→ **BRIEF**
Quote the data below in full, please, without altering anything.

→ **Data items**
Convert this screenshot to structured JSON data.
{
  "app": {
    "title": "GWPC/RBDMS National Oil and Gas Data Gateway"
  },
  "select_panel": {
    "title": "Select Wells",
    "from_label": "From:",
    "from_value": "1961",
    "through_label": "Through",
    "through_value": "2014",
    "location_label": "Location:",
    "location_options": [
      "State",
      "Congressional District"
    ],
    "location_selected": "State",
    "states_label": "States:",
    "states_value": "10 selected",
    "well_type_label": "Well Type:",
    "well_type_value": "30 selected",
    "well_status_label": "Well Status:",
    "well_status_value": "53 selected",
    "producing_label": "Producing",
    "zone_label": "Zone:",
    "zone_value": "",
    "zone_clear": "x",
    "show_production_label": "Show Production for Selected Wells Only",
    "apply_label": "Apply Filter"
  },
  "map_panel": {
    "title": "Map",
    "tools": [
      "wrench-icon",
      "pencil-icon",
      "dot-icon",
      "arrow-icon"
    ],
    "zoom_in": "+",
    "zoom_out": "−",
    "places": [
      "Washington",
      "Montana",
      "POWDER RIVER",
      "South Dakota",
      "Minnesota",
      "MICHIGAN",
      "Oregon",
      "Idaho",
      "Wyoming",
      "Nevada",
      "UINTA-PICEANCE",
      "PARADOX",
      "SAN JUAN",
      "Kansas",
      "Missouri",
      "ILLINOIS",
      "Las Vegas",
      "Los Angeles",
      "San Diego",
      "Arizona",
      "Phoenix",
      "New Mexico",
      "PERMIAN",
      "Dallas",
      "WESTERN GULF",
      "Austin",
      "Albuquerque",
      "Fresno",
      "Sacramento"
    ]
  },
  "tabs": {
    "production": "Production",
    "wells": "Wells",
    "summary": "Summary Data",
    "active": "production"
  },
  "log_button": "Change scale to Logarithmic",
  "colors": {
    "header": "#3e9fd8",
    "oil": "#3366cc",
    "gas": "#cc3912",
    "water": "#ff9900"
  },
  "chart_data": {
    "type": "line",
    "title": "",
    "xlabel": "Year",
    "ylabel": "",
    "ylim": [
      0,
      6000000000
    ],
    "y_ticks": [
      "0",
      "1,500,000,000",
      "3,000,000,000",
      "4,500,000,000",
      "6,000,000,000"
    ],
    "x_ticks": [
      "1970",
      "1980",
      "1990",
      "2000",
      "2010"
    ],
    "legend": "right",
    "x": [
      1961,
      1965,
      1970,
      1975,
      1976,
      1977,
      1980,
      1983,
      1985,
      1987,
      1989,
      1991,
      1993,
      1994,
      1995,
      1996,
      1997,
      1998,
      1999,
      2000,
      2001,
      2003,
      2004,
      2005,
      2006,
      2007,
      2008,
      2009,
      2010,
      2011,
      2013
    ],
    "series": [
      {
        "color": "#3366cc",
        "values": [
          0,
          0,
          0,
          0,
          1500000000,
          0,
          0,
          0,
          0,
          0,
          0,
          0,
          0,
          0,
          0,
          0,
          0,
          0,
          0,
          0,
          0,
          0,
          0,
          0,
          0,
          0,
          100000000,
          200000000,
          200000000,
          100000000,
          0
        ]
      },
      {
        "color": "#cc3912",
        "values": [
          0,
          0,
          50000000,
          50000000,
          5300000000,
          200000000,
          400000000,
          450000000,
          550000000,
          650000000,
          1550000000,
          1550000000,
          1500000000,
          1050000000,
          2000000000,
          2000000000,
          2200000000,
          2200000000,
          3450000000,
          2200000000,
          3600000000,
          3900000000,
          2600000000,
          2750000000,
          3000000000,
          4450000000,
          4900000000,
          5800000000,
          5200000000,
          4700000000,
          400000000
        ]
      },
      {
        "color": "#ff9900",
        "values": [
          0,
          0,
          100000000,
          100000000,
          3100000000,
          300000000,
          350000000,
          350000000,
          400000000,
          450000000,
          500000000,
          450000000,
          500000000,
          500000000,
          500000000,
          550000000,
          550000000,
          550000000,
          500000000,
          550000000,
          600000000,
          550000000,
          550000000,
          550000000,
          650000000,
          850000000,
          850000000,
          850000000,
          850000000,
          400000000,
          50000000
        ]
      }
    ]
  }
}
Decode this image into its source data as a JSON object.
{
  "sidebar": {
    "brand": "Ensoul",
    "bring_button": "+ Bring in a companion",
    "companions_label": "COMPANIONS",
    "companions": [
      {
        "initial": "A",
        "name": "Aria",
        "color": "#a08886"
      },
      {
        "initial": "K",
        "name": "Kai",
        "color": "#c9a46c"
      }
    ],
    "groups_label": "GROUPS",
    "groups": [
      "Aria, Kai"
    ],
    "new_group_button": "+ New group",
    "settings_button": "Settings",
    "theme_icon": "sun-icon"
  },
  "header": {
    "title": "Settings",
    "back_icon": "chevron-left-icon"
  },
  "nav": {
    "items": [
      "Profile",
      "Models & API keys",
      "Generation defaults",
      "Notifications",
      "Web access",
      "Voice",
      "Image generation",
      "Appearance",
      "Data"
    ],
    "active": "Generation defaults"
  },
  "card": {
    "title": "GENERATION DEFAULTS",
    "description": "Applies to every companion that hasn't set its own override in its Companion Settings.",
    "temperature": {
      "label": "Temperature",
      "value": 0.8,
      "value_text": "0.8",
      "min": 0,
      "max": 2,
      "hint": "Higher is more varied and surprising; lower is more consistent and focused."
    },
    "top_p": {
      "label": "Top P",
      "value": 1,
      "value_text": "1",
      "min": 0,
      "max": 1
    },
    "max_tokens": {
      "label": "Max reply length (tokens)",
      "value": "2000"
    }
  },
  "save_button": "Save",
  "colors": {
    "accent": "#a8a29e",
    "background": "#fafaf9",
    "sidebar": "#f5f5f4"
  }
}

→ **RESULT FOR THIS EXERCISE**
Convert this screenshot to structured JSON data.
{
  "app": {
    "title": "GWPC/RBDMS National Oil and Gas Data Gateway"
  },
  "select_panel": {
    "title": "Select Wells",
    "from_label": "From:",
    "from_value": "1961",
    "through_label": "Through",
    "through_value": "2014",
    "location_label": "Location:",
    "location_options": [
      "State",
      "Congressional District"
    ],
    "location_selected": "State",
    "states_label": "States:",
    "states_value": "10 selected",
    "well_type_label": "Well Type:",
    "well_type_value": "30 selected",
    "well_status_label": "Well Status:",
    "well_status_value": "53 selected",
    "producing_label": "Producing",
    "zone_label": "Zone:",
    "zone_value": "",
    "zone_clear": "x",
    "show_production_label": "Show Production for Selected Wells Only",
    "apply_label": "Apply Filter"
  },
  "map_panel": {
    "title": "Map",
    "tools": [
      "wrench-icon",
      "pencil-icon",
      "dot-icon",
      "arrow-icon"
    ],
    "zoom_in": "+",
    "zoom_out": "−",
    "places": [
      "Washington",
      "Montana",
      "POWDER RIVER",
      "South Dakota",
      "Minnesota",
      "MICHIGAN",
      "Oregon",
      "Idaho",
      "Wyoming",
      "Nevada",
      "UINTA-PICEANCE",
      "PARADOX",
      "SAN JUAN",
      "Kansas",
      "Missouri",
      "ILLINOIS",
      "Las Vegas",
      "Los Angeles",
      "San Diego",
      "Arizona",
      "Phoenix",
      "New Mexico",
      "PERMIAN",
      "Dallas",
      "WESTERN GULF",
      "Austin",
      "Albuquerque",
      "Fresno",
      "Sacramento"
    ]
  },
  "tabs": {
    "production": "Production",
    "wells": "Wells",
    "summary": "Summary Data",
    "active": "production"
  },
  "log_button": "Change scale to Logarithmic",
  "colors": {
    "header": "#3e9fd8",
    "oil": "#3366cc",
    "gas": "#cc3912",
    "water": "#ff9900"
  },
  "chart_data": {
    "type": "line",
    "title": "",
    "xlabel": "Year",
    "ylabel": "",
    "ylim": [
      0,
      6000000000
    ],
    "y_ticks": [
      "0",
      "1,500,000,000",
      "3,000,000,000",
      "4,500,000,000",
      "6,000,000,000"
    ],
    "x_ticks": [
      "1970",
      "1980",
      "1990",
      "2000",
      "2010"
    ],
    "legend": "right",
    "x": [
      1961,
      1965,
      1970,
      1975,
      1976,
      1977,
      1980,
      1983,
      1985,
      1987,
      1989,
      1991,
      1993,
      1994,
      1995,
      1996,
      1997,
      1998,
      1999,
      2000,
      2001,
      2003,
      2004,
      2005,
      2006,
      2007,
      2008,
      2009,
      2010,
      2011,
      2013
    ],
    "series": [
      {
        "color": "#3366cc",
        "values": [
          0,
          0,
          0,
          0,
          1500000000,
          0,
          0,
          0,
          0,
          0,
          0,
          0,
          0,
          0,
          0,
          0,
          0,
          0,
          0,
          0,
          0,
          0,
          0,
          0,
          0,
          0,
          100000000,
          200000000,
          200000000,
          100000000,
          0
        ]
      },
      {
        "color": "#cc3912",
        "values": [
          0,
          0,
          50000000,
          50000000,
          5300000000,
          200000000,
          400000000,
          450000000,
          550000000,
          650000000,
          1550000000,
          1550000000,
          1500000000,
          1050000000,
          2000000000,
          2000000000,
          2200000000,
          2200000000,
          3450000000,
          2200000000,
          3600000000,
          3900000000,
          2600000000,
          2750000000,
          3000000000,
          4450000000,
          4900000000,
          5800000000,
          5200000000,
          4700000000,
          400000000
        ]
      },
      {
        "color": "#ff9900",
        "values": [
          0,
          0,
          100000000,
          100000000,
          3100000000,
          300000000,
          350000000,
          350000000,
          400000000,
          450000000,
          500000000,
          450000000,
          500000000,
          500000000,
          500000000,
          550000000,
          550000000,
          550000000,
          500000000,
          550000000,
          600000000,
          550000000,
          550000000,
          550000000,
          650000000,
          850000000,
          850000000,
          850000000,
          850000000,
          400000000,
          50000000
        ]
      }
    ]
  }
}
Decode this image into its source data as a JSON object.
{
  "sidebar": {
    "brand": "Ensoul",
    "bring_button": "+ Bring in a companion",
    "companions_label": "COMPANIONS",
    "companions": [
      {
        "initial": "A",
        "name": "Aria",
        "color": "#a08886"
      },
      {
        "initial": "K",
        "name": "Kai",
        "color": "#c9a46c"
      }
    ],
    "groups_label": "GROUPS",
    "groups": [
      "Aria, Kai"
    ],
    "new_group_button": "+ New group",
    "settings_button": "Settings",
    "theme_icon": "sun-icon"
  },
  "header": {
    "title": "Settings",
    "back_icon": "chevron-left-icon"
  },
  "nav": {
    "items": [
      "Profile",
      "Models & API keys",
      "Generation defaults",
      "Notifications",
      "Web access",
      "Voice",
      "Image generation",
      "Appearance",
      "Data"
    ],
    "active": "Generation defaults"
  },
  "card": {
    "title": "GENERATION DEFAULTS",
    "description": "Applies to every companion that hasn't set its own override in its Companion Settings.",
    "temperature": {
      "label": "Temperature",
      "value": 0.8,
      "value_text": "0.8",
      "min": 0,
      "max": 2,
      "hint": "Higher is more varied and surprising; lower is more consistent and focused."
    },
    "top_p": {
      "label": "Top P",
      "value": 1,
      "value_text": "1",
      "min": 0,
      "max": 1
    },
    "max_tokens": {
      "label": "Max reply length (tokens)",
      "value": "2000"
    }
  },
  "save_button": "Save",
  "colors": {
    "accent": "#a8a29e",
    "background": "#fafaf9",
    "sidebar": "#f5f5f4"
  }
}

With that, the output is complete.